- **WHAT YOU ARE ASKED TO DO**
Pick every line from the data that holds the word "chinese".
┌────────
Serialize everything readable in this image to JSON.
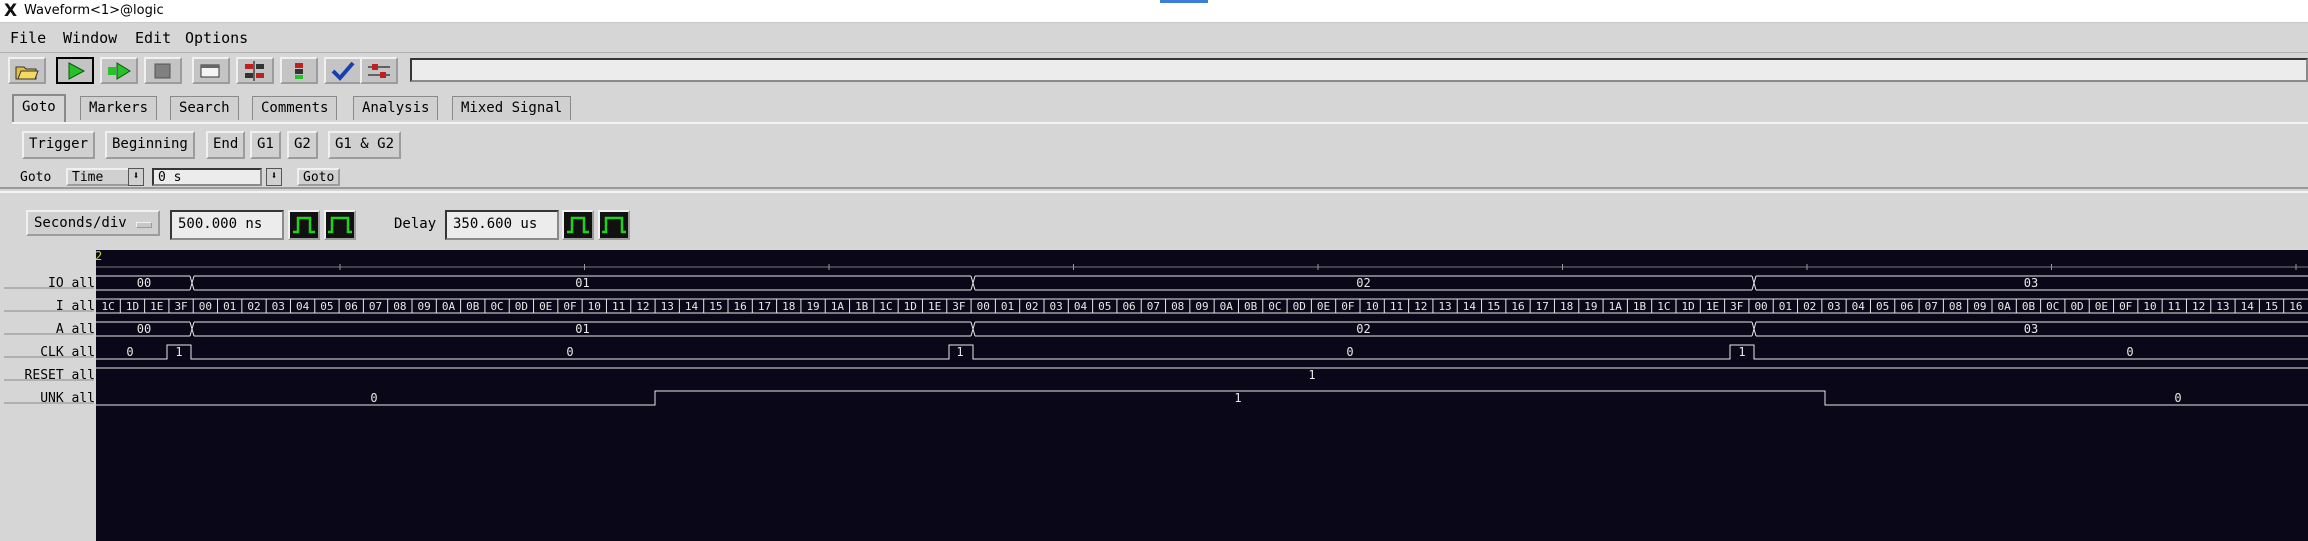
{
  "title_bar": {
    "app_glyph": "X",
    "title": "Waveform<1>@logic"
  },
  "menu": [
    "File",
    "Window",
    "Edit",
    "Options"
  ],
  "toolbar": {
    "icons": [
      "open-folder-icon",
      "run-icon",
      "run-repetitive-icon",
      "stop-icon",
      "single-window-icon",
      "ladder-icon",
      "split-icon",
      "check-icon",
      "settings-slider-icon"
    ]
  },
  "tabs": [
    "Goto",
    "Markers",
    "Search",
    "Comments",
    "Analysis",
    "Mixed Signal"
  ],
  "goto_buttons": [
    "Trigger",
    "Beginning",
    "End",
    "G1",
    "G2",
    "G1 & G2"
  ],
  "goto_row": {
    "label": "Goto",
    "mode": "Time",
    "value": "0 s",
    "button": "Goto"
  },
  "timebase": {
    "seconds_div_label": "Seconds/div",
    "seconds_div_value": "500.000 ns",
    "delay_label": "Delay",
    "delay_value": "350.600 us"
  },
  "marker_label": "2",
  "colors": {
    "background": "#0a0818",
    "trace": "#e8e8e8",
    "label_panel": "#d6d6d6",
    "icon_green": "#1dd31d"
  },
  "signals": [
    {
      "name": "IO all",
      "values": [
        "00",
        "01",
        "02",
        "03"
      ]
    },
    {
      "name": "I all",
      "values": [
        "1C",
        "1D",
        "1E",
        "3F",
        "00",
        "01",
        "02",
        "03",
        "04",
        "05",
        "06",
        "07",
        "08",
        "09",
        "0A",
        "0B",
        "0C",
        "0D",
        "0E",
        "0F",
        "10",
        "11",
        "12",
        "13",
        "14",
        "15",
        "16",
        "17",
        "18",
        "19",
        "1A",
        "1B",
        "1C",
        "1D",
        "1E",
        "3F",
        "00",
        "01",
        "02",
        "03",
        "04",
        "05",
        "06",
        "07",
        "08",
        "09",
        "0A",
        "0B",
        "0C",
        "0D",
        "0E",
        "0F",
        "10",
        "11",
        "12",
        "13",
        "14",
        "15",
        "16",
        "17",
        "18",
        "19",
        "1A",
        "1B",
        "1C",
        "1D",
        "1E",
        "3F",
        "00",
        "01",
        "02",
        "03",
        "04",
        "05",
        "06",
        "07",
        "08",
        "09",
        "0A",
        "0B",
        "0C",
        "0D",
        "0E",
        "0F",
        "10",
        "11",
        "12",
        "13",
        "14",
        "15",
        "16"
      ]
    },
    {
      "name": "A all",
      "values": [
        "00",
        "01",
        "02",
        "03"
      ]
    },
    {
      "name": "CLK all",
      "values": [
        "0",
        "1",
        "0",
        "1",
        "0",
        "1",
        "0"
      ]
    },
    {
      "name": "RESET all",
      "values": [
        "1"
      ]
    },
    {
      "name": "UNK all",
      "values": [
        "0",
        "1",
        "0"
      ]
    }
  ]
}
└────────
┌────────
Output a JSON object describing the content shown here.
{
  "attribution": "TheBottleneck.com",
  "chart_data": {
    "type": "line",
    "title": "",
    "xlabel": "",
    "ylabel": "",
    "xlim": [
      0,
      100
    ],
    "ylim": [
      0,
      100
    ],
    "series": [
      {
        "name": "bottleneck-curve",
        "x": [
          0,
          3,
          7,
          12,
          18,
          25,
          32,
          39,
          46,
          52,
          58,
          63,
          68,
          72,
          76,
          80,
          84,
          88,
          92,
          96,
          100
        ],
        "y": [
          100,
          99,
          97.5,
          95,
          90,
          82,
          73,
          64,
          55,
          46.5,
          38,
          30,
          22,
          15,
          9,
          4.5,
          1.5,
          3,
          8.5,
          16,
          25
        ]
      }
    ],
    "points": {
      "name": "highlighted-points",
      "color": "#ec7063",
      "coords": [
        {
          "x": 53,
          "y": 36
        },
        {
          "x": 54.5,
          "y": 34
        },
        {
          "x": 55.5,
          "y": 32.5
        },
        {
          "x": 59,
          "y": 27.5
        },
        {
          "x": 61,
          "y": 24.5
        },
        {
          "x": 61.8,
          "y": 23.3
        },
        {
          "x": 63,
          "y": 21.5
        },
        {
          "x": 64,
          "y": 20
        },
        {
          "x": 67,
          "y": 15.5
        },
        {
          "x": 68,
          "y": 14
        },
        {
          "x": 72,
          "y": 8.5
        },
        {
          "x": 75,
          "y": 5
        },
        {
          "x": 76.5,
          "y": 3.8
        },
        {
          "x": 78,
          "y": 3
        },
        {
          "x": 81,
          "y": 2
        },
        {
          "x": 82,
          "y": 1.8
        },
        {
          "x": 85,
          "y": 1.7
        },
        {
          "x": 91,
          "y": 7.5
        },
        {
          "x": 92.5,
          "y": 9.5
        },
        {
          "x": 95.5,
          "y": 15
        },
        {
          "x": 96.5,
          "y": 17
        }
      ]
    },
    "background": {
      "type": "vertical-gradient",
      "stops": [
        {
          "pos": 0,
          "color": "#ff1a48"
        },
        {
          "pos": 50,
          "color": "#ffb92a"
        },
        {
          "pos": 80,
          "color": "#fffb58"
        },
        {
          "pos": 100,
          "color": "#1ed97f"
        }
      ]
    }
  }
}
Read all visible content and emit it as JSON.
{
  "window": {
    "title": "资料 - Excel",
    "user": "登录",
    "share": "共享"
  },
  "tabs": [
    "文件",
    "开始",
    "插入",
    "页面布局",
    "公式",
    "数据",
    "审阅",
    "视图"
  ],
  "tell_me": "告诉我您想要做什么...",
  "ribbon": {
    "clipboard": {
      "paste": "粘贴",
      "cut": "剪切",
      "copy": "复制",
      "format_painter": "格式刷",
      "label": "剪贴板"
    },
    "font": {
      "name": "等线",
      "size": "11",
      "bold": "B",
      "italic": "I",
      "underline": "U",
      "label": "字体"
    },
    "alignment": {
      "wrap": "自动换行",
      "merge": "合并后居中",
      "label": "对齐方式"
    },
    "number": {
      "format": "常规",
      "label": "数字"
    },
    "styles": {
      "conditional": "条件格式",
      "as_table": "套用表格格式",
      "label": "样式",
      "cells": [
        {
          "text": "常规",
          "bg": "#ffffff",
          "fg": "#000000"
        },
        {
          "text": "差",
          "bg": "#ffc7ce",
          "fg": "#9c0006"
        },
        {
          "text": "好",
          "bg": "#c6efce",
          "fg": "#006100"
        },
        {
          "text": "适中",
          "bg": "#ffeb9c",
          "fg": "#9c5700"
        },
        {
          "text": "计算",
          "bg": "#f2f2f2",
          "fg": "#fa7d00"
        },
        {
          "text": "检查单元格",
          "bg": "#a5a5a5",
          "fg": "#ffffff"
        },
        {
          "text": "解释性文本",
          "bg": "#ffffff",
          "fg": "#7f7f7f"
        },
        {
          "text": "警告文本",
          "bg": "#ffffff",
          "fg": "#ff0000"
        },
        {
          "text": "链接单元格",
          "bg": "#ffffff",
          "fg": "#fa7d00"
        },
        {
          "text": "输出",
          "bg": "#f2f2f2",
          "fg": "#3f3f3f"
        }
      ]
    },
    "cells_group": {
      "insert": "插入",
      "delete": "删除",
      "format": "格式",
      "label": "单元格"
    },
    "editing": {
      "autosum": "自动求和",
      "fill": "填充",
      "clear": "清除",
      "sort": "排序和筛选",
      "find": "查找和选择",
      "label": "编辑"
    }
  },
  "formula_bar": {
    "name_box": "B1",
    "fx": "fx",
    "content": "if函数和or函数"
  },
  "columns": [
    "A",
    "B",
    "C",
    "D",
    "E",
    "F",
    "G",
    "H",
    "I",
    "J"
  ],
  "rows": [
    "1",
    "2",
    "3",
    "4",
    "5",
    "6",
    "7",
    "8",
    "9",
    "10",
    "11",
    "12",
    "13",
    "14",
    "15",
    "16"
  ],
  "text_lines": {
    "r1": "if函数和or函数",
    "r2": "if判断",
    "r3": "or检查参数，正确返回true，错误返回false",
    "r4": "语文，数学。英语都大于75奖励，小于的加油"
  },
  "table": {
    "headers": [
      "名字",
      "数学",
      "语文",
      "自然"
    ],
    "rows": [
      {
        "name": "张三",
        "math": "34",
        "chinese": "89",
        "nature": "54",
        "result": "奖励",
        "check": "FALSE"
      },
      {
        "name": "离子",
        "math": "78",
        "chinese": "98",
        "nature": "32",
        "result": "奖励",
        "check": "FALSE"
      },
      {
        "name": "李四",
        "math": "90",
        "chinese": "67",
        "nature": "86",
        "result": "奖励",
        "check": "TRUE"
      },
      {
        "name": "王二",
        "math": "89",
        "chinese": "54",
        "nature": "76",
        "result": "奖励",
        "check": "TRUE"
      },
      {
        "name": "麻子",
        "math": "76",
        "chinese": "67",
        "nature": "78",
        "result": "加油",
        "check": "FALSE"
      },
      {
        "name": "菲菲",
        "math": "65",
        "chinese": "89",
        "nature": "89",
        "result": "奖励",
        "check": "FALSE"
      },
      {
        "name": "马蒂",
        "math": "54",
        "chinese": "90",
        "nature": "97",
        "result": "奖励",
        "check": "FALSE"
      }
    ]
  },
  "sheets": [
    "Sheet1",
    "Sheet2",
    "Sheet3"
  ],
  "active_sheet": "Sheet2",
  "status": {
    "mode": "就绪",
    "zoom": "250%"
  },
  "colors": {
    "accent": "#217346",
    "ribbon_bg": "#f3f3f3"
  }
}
└────────
┌────────
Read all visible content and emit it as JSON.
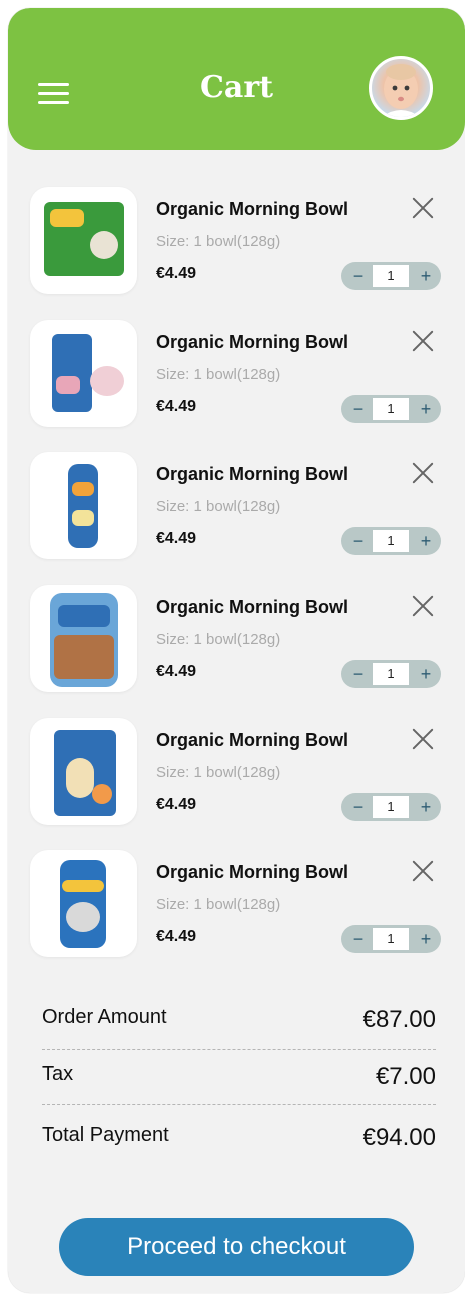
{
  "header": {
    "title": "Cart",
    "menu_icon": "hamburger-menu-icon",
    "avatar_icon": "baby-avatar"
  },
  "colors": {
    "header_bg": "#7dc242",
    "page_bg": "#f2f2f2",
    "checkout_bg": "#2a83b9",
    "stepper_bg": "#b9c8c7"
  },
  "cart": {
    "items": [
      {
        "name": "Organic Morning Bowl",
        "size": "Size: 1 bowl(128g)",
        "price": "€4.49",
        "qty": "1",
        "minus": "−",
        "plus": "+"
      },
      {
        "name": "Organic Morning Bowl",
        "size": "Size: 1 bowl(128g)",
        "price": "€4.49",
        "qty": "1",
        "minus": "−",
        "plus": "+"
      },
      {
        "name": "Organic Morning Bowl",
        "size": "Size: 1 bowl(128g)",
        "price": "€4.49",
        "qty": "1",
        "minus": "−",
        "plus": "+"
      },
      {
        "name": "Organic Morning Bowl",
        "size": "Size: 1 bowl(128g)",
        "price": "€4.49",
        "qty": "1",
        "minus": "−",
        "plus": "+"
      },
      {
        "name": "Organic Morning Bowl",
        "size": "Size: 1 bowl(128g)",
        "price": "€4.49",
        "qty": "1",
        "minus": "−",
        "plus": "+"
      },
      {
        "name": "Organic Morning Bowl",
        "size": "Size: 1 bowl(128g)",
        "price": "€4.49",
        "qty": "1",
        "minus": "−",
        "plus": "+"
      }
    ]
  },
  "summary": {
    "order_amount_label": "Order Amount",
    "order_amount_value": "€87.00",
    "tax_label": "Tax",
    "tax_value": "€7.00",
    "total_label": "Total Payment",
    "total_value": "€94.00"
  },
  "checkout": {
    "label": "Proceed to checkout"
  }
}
└────────
- **COMPLETED TASK**
        "chinese": "89",
        "chinese": "98",
        "chinese": "67",
        "chinese": "54",
        "chinese": "67",
        "chinese": "89",
        "chinese": "90",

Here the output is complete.